**Requirement:**
Output the data below in full, byte for byte. Nothing may differ.

Records from a data source
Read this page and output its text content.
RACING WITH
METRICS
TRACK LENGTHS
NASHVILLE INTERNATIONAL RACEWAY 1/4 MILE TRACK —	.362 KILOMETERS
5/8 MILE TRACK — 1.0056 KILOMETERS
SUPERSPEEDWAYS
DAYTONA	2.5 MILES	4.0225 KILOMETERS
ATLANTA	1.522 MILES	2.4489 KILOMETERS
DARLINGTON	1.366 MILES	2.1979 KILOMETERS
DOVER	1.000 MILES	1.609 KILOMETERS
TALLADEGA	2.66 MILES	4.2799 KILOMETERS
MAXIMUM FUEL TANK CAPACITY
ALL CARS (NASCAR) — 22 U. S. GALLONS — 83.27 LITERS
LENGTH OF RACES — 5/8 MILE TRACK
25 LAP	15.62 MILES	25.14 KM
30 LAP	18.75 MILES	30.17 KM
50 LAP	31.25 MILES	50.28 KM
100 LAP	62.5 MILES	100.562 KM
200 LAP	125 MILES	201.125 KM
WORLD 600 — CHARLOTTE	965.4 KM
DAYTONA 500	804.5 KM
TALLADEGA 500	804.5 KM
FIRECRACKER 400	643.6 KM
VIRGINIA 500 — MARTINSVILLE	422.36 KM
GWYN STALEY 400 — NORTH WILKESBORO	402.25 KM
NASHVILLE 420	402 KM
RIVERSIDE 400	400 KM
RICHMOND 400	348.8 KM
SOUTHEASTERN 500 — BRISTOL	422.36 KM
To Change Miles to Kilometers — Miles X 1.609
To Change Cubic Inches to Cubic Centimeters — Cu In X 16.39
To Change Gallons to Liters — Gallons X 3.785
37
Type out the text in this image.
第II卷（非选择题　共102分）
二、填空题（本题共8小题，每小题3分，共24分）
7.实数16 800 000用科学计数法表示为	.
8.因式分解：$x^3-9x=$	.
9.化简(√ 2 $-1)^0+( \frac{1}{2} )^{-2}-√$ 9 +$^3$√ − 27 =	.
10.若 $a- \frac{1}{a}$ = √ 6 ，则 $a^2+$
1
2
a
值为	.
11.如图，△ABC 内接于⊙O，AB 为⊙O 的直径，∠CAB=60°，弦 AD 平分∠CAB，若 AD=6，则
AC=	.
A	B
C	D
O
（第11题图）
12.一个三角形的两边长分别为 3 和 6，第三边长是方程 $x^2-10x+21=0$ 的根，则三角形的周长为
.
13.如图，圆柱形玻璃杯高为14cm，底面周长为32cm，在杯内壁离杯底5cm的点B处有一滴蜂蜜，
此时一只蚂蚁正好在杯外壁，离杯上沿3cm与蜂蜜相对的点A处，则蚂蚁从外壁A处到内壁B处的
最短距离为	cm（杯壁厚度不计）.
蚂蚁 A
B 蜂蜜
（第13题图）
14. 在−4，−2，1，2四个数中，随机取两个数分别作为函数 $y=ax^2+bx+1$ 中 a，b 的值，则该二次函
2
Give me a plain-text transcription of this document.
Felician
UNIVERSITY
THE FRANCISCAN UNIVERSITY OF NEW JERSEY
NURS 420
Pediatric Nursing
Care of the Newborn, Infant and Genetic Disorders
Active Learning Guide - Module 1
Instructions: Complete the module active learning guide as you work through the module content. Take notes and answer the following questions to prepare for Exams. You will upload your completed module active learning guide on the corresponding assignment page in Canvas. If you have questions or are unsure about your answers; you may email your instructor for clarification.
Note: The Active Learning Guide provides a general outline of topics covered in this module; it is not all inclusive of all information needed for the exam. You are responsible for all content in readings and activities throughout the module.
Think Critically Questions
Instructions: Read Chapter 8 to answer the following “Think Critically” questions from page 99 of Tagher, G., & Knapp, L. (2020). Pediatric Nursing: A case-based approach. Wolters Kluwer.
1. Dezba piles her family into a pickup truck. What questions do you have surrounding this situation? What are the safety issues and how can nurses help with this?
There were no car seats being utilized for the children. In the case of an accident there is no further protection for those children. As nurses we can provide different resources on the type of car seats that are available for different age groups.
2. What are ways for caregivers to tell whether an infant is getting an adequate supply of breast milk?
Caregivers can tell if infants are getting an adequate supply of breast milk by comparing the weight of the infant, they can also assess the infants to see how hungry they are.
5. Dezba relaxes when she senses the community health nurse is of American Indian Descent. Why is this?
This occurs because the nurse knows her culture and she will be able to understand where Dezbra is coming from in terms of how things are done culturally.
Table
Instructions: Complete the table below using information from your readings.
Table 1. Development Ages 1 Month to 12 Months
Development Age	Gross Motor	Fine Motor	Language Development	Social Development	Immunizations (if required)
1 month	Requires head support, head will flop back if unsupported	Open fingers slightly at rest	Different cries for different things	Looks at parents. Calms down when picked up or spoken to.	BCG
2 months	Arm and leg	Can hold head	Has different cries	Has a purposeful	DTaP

**Answer in full:**
Read this page and output its text content.
RACING WITH
METRICS
TRACK LENGTHS
NASHVILLE INTERNATIONAL RACEWAY 1/4 MILE TRACK —	.362 KILOMETERS
5/8 MILE TRACK — 1.0056 KILOMETERS
SUPERSPEEDWAYS
DAYTONA	2.5 MILES	4.0225 KILOMETERS
ATLANTA	1.522 MILES	2.4489 KILOMETERS
DARLINGTON	1.366 MILES	2.1979 KILOMETERS
DOVER	1.000 MILES	1.609 KILOMETERS
TALLADEGA	2.66 MILES	4.2799 KILOMETERS
MAXIMUM FUEL TANK CAPACITY
ALL CARS (NASCAR) — 22 U. S. GALLONS — 83.27 LITERS
LENGTH OF RACES — 5/8 MILE TRACK
25 LAP	15.62 MILES	25.14 KM
30 LAP	18.75 MILES	30.17 KM
50 LAP	31.25 MILES	50.28 KM
100 LAP	62.5 MILES	100.562 KM
200 LAP	125 MILES	201.125 KM
WORLD 600 — CHARLOTTE	965.4 KM
DAYTONA 500	804.5 KM
TALLADEGA 500	804.5 KM
FIRECRACKER 400	643.6 KM
VIRGINIA 500 — MARTINSVILLE	422.36 KM
GWYN STALEY 400 — NORTH WILKESBORO	402.25 KM
NASHVILLE 420	402 KM
RIVERSIDE 400	400 KM
RICHMOND 400	348.8 KM
SOUTHEASTERN 500 — BRISTOL	422.36 KM
To Change Miles to Kilometers — Miles X 1.609
To Change Cubic Inches to Cubic Centimeters — Cu In X 16.39
To Change Gallons to Liters — Gallons X 3.785
37
Type out the text in this image.
第II卷（非选择题　共102分）
二、填空题（本题共8小题，每小题3分，共24分）
7.实数16 800 000用科学计数法表示为	.
8.因式分解：$x^3-9x=$	.
9.化简(√ 2 $-1)^0+( \frac{1}{2} )^{-2}-√$ 9 +$^3$√ − 27 =	.
10.若 $a- \frac{1}{a}$ = √ 6 ，则 $a^2+$
1
2
a
值为	.
11.如图，△ABC 内接于⊙O，AB 为⊙O 的直径，∠CAB=60°，弦 AD 平分∠CAB，若 AD=6，则
AC=	.
A	B
C	D
O
（第11题图）
12.一个三角形的两边长分别为 3 和 6，第三边长是方程 $x^2-10x+21=0$ 的根，则三角形的周长为
.
13.如图，圆柱形玻璃杯高为14cm，底面周长为32cm，在杯内壁离杯底5cm的点B处有一滴蜂蜜，
此时一只蚂蚁正好在杯外壁，离杯上沿3cm与蜂蜜相对的点A处，则蚂蚁从外壁A处到内壁B处的
最短距离为	cm（杯壁厚度不计）.
蚂蚁 A
B 蜂蜜
（第13题图）
14. 在−4，−2，1，2四个数中，随机取两个数分别作为函数 $y=ax^2+bx+1$ 中 a，b 的值，则该二次函
2
Give me a plain-text transcription of this document.
Felician
UNIVERSITY
THE FRANCISCAN UNIVERSITY OF NEW JERSEY
NURS 420
Pediatric Nursing
Care of the Newborn, Infant and Genetic Disorders
Active Learning Guide - Module 1
Instructions: Complete the module active learning guide as you work through the module content. Take notes and answer the following questions to prepare for Exams. You will upload your completed module active learning guide on the corresponding assignment page in Canvas. If you have questions or are unsure about your answers; you may email your instructor for clarification.
Note: The Active Learning Guide provides a general outline of topics covered in this module; it is not all inclusive of all information needed for the exam. You are responsible for all content in readings and activities throughout the module.
Think Critically Questions
Instructions: Read Chapter 8 to answer the following “Think Critically” questions from page 99 of Tagher, G., & Knapp, L. (2020). Pediatric Nursing: A case-based approach. Wolters Kluwer.
1. Dezba piles her family into a pickup truck. What questions do you have surrounding this situation? What are the safety issues and how can nurses help with this?
There were no car seats being utilized for the children. In the case of an accident there is no further protection for those children. As nurses we can provide different resources on the type of car seats that are available for different age groups.
2. What are ways for caregivers to tell whether an infant is getting an adequate supply of breast milk?
Caregivers can tell if infants are getting an adequate supply of breast milk by comparing the weight of the infant, they can also assess the infants to see how hungry they are.
5. Dezba relaxes when she senses the community health nurse is of American Indian Descent. Why is this?
This occurs because the nurse knows her culture and she will be able to understand where Dezbra is coming from in terms of how things are done culturally.
Table
Instructions: Complete the table below using information from your readings.
Table 1. Development Ages 1 Month to 12 Months
Development Age	Gross Motor	Fine Motor	Language Development	Social Development	Immunizations (if required)
1 month	Requires head support, head will flop back if unsupported	Open fingers slightly at rest	Different cries for different things	Looks at parents. Calms down when picked up or spoken to.	BCG
2 months	Arm and leg	Can hold head	Has different cries	Has a purposeful	DTaP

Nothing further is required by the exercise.